TASK REQUIREMENTS:
Reproduce all records exactly.

Dataset rows about figures:
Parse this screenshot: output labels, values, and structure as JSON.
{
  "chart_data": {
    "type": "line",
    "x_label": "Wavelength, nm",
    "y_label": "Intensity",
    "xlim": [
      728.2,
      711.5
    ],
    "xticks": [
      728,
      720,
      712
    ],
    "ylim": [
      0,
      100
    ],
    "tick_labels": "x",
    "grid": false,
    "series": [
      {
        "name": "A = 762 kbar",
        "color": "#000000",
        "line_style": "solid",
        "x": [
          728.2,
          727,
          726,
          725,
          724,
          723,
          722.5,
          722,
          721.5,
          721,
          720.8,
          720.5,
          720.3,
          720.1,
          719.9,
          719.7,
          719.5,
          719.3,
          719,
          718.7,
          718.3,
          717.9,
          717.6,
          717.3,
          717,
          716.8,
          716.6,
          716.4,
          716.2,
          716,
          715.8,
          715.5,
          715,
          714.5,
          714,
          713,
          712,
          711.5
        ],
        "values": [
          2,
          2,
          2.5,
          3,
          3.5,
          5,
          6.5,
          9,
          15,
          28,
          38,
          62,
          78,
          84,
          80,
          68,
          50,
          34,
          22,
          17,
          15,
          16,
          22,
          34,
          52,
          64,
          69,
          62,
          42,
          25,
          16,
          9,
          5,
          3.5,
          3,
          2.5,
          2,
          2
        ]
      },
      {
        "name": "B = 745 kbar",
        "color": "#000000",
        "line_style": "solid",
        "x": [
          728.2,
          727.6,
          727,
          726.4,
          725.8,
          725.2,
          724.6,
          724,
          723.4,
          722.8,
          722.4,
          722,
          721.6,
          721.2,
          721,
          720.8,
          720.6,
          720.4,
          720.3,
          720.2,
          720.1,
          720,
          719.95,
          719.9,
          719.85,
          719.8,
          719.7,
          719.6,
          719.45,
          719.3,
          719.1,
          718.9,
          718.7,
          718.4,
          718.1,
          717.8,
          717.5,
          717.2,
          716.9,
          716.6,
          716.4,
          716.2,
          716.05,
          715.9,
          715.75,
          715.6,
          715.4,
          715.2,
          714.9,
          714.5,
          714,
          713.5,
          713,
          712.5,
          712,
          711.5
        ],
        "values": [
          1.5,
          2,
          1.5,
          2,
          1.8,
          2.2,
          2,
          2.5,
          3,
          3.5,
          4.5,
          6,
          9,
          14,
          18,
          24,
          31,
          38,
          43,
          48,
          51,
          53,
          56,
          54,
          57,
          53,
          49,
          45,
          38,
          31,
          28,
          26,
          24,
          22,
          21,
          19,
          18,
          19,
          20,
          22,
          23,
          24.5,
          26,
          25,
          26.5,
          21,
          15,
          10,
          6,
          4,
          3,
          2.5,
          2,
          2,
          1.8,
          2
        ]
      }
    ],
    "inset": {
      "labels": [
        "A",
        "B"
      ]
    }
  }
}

EXPECTED ANSWER:
Parse this screenshot: output labels, values, and structure as JSON.
{
  "chart_data": {
    "type": "line",
    "x_label": "Wavelength, nm",
    "y_label": "Intensity",
    "xlim": [
      728.2,
      711.5
    ],
    "xticks": [
      728,
      720,
      712
    ],
    "ylim": [
      0,
      100
    ],
    "tick_labels": "x",
    "grid": false,
    "series": [
      {
        "name": "A = 762 kbar",
        "color": "#000000",
        "line_style": "solid",
        "x": [
          728.2,
          727,
          726,
          725,
          724,
          723,
          722.5,
          722,
          721.5,
          721,
          720.8,
          720.5,
          720.3,
          720.1,
          719.9,
          719.7,
          719.5,
          719.3,
          719,
          718.7,
          718.3,
          717.9,
          717.6,
          717.3,
          717,
          716.8,
          716.6,
          716.4,
          716.2,
          716,
          715.8,
          715.5,
          715,
          714.5,
          714,
          713,
          712,
          711.5
        ],
        "values": [
          2,
          2,
          2.5,
          3,
          3.5,
          5,
          6.5,
          9,
          15,
          28,
          38,
          62,
          78,
          84,
          80,
          68,
          50,
          34,
          22,
          17,
          15,
          16,
          22,
          34,
          52,
          64,
          69,
          62,
          42,
          25,
          16,
          9,
          5,
          3.5,
          3,
          2.5,
          2,
          2
        ]
      },
      {
        "name": "B = 745 kbar",
        "color": "#000000",
        "line_style": "solid",
        "x": [
          728.2,
          727.6,
          727,
          726.4,
          725.8,
          725.2,
          724.6,
          724,
          723.4,
          722.8,
          722.4,
          722,
          721.6,
          721.2,
          721,
          720.8,
          720.6,
          720.4,
          720.3,
          720.2,
          720.1,
          720,
          719.95,
          719.9,
          719.85,
          719.8,
          719.7,
          719.6,
          719.45,
          719.3,
          719.1,
          718.9,
          718.7,
          718.4,
          718.1,
          717.8,
          717.5,
          717.2,
          716.9,
          716.6,
          716.4,
          716.2,
          716.05,
          715.9,
          715.75,
          715.6,
          715.4,
          715.2,
          714.9,
          714.5,
          714,
          713.5,
          713,
          712.5,
          712,
          711.5
        ],
        "values": [
          1.5,
          2,
          1.5,
          2,
          1.8,
          2.2,
          2,
          2.5,
          3,
          3.5,
          4.5,
          6,
          9,
          14,
          18,
          24,
          31,
          38,
          43,
          48,
          51,
          53,
          56,
          54,
          57,
          53,
          49,
          45,
          38,
          31,
          28,
          26,
          24,
          22,
          21,
          19,
          18,
          19,
          20,
          22,
          23,
          24.5,
          26,
          25,
          26.5,
          21,
          15,
          10,
          6,
          4,
          3,
          2.5,
          2,
          2,
          1.8,
          2
        ]
      }
    ],
    "inset": {
      "labels": [
        "A",
        "B"
      ]
    }
  }
}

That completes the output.